THE PROBLEM:
Copy every line of the data that contains the string "articles".

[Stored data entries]
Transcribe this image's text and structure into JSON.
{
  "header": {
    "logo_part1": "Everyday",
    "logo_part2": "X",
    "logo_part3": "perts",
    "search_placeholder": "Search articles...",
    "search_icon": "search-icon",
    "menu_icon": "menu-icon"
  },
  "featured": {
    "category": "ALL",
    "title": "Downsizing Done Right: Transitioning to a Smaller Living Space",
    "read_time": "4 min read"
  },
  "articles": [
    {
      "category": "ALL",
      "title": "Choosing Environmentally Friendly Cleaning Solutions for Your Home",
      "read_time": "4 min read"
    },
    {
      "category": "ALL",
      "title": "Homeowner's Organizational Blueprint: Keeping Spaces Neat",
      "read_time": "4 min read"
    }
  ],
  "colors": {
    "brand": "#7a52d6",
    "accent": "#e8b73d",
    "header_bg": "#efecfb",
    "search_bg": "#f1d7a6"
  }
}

ANSWER TO THIS PROBLEM:
    "search_placeholder": "Search articles...",
  "articles": [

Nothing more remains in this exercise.